### GIVEN PROBLEM
Every entry must be given again exactly.

### ENTRIES SHOWN
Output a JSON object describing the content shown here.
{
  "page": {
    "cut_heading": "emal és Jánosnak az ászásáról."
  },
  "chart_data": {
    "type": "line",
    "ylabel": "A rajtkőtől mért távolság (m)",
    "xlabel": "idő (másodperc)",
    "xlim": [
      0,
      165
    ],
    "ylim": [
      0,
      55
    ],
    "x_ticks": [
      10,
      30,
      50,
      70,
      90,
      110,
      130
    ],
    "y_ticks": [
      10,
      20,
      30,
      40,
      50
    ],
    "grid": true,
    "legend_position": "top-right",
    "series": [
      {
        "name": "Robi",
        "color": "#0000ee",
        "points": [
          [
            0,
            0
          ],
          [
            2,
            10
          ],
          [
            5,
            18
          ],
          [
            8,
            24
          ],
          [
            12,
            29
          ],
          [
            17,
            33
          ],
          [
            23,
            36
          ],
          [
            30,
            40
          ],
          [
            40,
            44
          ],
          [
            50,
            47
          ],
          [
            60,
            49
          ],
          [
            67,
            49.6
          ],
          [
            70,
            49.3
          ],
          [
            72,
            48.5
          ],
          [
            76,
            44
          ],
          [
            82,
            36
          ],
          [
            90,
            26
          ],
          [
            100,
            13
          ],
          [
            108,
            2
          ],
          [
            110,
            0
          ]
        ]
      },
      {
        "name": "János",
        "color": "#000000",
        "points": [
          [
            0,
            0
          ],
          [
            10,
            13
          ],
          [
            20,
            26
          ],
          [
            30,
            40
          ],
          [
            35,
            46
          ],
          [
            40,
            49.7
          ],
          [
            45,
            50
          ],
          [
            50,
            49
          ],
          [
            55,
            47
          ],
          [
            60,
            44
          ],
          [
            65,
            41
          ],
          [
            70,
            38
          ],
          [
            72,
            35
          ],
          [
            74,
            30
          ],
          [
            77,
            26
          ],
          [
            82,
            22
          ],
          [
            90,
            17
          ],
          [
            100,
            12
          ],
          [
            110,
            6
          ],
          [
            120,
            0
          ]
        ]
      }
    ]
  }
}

### PROBLEM SOLUTION
Output a JSON object describing the content shown here.
{
  "page": {
    "cut_heading": "emal és Jánosnak az ászásáról."
  },
  "chart_data": {
    "type": "line",
    "ylabel": "A rajtkőtől mért távolság (m)",
    "xlabel": "idő (másodperc)",
    "xlim": [
      0,
      165
    ],
    "ylim": [
      0,
      55
    ],
    "x_ticks": [
      10,
      30,
      50,
      70,
      90,
      110,
      130
    ],
    "y_ticks": [
      10,
      20,
      30,
      40,
      50
    ],
    "grid": true,
    "legend_position": "top-right",
    "series": [
      {
        "name": "Robi",
        "color": "#0000ee",
        "points": [
          [
            0,
            0
          ],
          [
            2,
            10
          ],
          [
            5,
            18
          ],
          [
            8,
            24
          ],
          [
            12,
            29
          ],
          [
            17,
            33
          ],
          [
            23,
            36
          ],
          [
            30,
            40
          ],
          [
            40,
            44
          ],
          [
            50,
            47
          ],
          [
            60,
            49
          ],
          [
            67,
            49.6
          ],
          [
            70,
            49.3
          ],
          [
            72,
            48.5
          ],
          [
            76,
            44
          ],
          [
            82,
            36
          ],
          [
            90,
            26
          ],
          [
            100,
            13
          ],
          [
            108,
            2
          ],
          [
            110,
            0
          ]
        ]
      },
      {
        "name": "János",
        "color": "#000000",
        "points": [
          [
            0,
            0
          ],
          [
            10,
            13
          ],
          [
            20,
            26
          ],
          [
            30,
            40
          ],
          [
            35,
            46
          ],
          [
            40,
            49.7
          ],
          [
            45,
            50
          ],
          [
            50,
            49
          ],
          [
            55,
            47
          ],
          [
            60,
            44
          ],
          [
            65,
            41
          ],
          [
            70,
            38
          ],
          [
            72,
            35
          ],
          [
            74,
            30
          ],
          [
            77,
            26
          ],
          [
            82,
            22
          ],
          [
            90,
            17
          ],
          [
            100,
            12
          ],
          [
            110,
            6
          ],
          [
            120,
            0
          ]
        ]
      }
    ]
  }
}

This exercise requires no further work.